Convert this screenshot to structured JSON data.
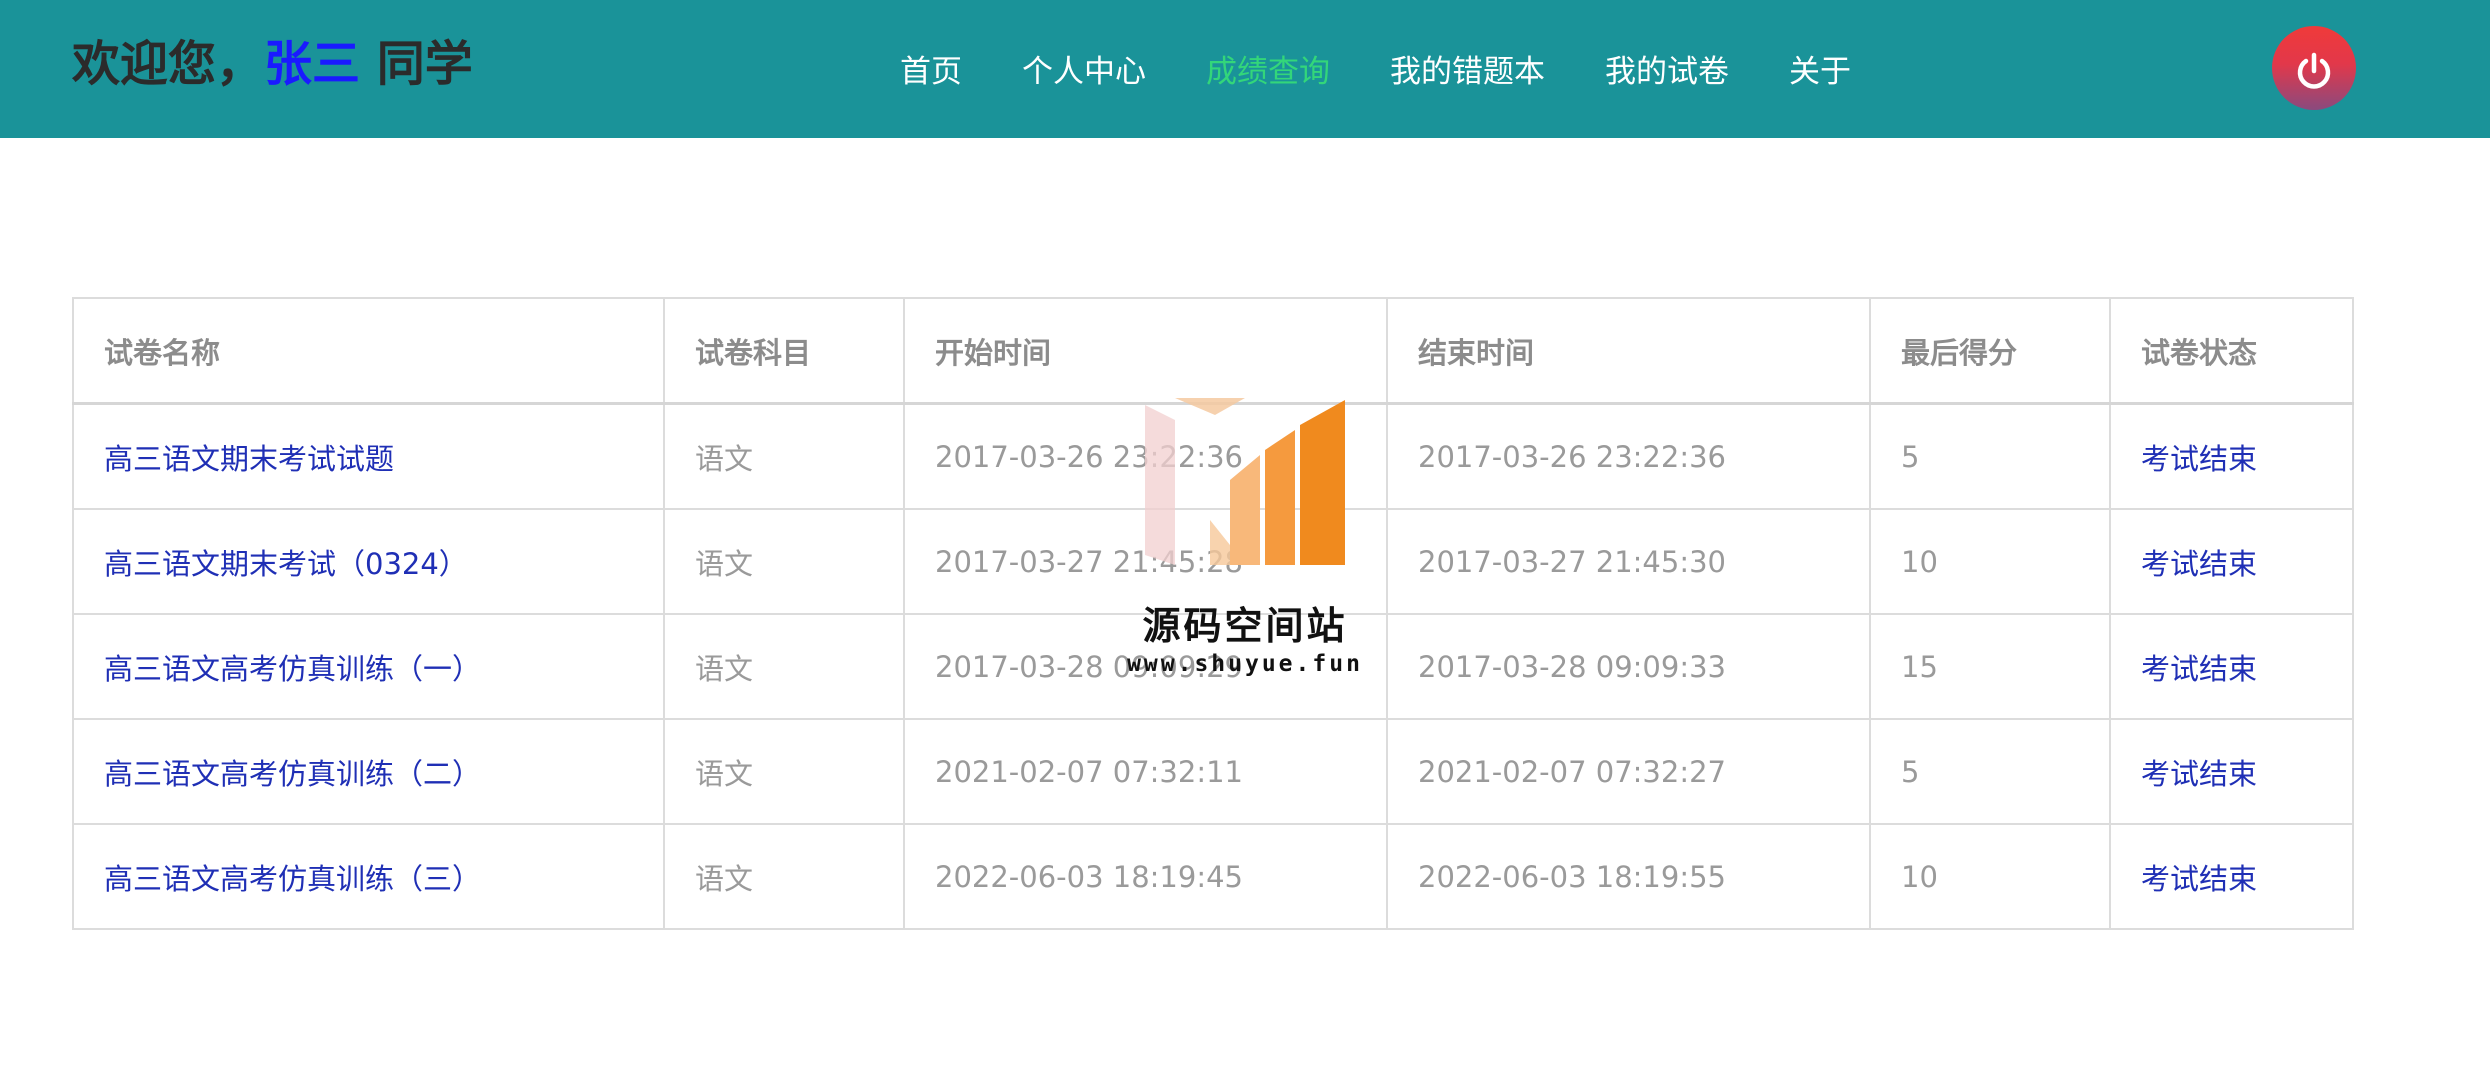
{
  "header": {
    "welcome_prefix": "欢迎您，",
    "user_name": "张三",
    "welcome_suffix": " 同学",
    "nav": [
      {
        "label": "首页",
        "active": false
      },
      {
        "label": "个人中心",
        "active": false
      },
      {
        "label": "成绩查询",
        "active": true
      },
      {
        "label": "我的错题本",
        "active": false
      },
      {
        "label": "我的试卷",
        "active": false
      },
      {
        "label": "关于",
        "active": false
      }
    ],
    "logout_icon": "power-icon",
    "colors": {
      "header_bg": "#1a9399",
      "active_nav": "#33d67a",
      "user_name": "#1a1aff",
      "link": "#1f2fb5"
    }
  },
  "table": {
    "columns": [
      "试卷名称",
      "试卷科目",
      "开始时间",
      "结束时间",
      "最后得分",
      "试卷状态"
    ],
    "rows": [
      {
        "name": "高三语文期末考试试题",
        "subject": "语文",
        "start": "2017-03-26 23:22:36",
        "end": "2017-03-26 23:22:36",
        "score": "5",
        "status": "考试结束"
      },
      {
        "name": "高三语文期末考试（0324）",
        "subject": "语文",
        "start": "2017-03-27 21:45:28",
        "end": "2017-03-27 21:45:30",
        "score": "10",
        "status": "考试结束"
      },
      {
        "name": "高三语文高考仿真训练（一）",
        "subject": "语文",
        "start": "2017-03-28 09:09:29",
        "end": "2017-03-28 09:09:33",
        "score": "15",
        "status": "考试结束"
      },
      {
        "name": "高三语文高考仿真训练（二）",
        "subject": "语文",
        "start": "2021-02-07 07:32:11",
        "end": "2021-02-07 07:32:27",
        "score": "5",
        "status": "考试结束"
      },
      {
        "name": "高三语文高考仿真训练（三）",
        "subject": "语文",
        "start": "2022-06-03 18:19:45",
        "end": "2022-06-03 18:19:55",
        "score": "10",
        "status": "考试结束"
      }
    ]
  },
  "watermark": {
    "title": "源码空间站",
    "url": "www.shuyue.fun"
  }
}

REQUIREMENTS: All of the material above is to be copied exactly, except for its images.

SOLUTION FOR THIS EXERCISE:
Convert this screenshot to structured JSON data.
{
  "header": {
    "welcome_prefix": "欢迎您，",
    "user_name": "张三",
    "welcome_suffix": " 同学",
    "nav": [
      {
        "label": "首页",
        "active": false
      },
      {
        "label": "个人中心",
        "active": false
      },
      {
        "label": "成绩查询",
        "active": true
      },
      {
        "label": "我的错题本",
        "active": false
      },
      {
        "label": "我的试卷",
        "active": false
      },
      {
        "label": "关于",
        "active": false
      }
    ],
    "logout_icon": "power-icon",
    "colors": {
      "header_bg": "#1a9399",
      "active_nav": "#33d67a",
      "user_name": "#1a1aff",
      "link": "#1f2fb5"
    }
  },
  "table": {
    "columns": [
      "试卷名称",
      "试卷科目",
      "开始时间",
      "结束时间",
      "最后得分",
      "试卷状态"
    ],
    "rows": [
      {
        "name": "高三语文期末考试试题",
        "subject": "语文",
        "start": "2017-03-26 23:22:36",
        "end": "2017-03-26 23:22:36",
        "score": "5",
        "status": "考试结束"
      },
      {
        "name": "高三语文期末考试（0324）",
        "subject": "语文",
        "start": "2017-03-27 21:45:28",
        "end": "2017-03-27 21:45:30",
        "score": "10",
        "status": "考试结束"
      },
      {
        "name": "高三语文高考仿真训练（一）",
        "subject": "语文",
        "start": "2017-03-28 09:09:29",
        "end": "2017-03-28 09:09:33",
        "score": "15",
        "status": "考试结束"
      },
      {
        "name": "高三语文高考仿真训练（二）",
        "subject": "语文",
        "start": "2021-02-07 07:32:11",
        "end": "2021-02-07 07:32:27",
        "score": "5",
        "status": "考试结束"
      },
      {
        "name": "高三语文高考仿真训练（三）",
        "subject": "语文",
        "start": "2022-06-03 18:19:45",
        "end": "2022-06-03 18:19:55",
        "score": "10",
        "status": "考试结束"
      }
    ]
  },
  "watermark": {
    "title": "源码空间站",
    "url": "www.shuyue.fun"
  }
}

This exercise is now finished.